Data excerpts
━━━

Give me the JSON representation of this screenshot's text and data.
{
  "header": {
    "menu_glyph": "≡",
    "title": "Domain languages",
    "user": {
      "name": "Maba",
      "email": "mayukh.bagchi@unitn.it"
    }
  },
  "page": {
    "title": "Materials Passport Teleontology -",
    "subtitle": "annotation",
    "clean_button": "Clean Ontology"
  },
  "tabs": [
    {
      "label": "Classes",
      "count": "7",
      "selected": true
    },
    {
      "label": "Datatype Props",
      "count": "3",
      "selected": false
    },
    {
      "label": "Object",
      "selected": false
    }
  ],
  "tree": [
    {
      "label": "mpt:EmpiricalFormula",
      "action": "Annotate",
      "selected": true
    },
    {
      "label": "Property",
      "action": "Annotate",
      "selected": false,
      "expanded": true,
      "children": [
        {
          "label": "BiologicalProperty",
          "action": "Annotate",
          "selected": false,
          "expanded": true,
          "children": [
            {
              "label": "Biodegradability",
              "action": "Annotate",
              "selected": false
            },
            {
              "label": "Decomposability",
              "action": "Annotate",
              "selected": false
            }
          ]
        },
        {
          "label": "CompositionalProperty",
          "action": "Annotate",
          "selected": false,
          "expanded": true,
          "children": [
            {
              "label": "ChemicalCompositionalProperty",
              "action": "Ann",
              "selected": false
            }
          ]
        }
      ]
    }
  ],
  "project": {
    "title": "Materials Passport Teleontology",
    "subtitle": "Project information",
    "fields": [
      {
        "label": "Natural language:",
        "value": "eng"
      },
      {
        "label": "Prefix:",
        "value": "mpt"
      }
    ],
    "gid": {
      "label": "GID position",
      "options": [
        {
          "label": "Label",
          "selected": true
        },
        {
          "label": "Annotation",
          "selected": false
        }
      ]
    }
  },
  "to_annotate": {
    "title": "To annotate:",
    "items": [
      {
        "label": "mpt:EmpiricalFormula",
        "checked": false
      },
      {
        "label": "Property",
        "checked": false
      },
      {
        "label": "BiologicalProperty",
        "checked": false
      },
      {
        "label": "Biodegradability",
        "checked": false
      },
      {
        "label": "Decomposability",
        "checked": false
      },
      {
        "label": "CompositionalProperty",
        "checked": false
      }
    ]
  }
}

━━━

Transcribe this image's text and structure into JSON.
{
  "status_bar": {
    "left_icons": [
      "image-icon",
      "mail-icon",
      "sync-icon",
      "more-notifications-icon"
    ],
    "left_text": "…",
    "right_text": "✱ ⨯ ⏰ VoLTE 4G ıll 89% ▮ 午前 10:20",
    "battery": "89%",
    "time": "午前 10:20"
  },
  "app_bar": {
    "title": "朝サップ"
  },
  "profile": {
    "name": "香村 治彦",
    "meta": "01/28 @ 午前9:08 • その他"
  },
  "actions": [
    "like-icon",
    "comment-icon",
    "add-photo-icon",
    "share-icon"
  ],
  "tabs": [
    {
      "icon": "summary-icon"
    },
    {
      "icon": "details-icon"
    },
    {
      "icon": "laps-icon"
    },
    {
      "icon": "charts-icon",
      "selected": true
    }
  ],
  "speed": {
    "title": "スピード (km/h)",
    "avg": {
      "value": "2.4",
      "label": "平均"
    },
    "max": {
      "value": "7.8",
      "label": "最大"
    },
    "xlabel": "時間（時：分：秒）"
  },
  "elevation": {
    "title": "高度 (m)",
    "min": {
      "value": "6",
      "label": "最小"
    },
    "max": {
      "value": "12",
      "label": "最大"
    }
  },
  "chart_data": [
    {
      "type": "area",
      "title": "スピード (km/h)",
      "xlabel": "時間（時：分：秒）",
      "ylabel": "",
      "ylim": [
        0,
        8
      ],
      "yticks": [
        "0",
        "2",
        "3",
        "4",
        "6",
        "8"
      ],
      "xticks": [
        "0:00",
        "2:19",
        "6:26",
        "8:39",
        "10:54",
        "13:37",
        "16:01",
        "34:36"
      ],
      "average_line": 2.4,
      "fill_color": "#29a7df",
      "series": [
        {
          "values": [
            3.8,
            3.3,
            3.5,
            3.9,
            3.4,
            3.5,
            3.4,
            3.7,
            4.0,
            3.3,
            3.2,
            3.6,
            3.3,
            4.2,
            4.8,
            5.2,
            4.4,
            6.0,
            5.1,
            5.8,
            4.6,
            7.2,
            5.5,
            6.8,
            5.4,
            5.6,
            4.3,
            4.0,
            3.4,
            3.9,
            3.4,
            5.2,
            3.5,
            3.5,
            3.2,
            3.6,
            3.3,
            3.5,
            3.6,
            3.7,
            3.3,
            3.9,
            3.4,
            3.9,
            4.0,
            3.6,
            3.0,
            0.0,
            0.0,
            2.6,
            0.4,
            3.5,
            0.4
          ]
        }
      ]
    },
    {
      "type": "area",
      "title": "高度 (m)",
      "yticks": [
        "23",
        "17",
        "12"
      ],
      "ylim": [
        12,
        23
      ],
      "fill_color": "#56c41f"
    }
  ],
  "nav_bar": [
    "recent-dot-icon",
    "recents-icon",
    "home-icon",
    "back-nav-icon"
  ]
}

━━━

- Exercise requirements: Give nothing but the number of lines containing the string "this".

- Expected answer: 2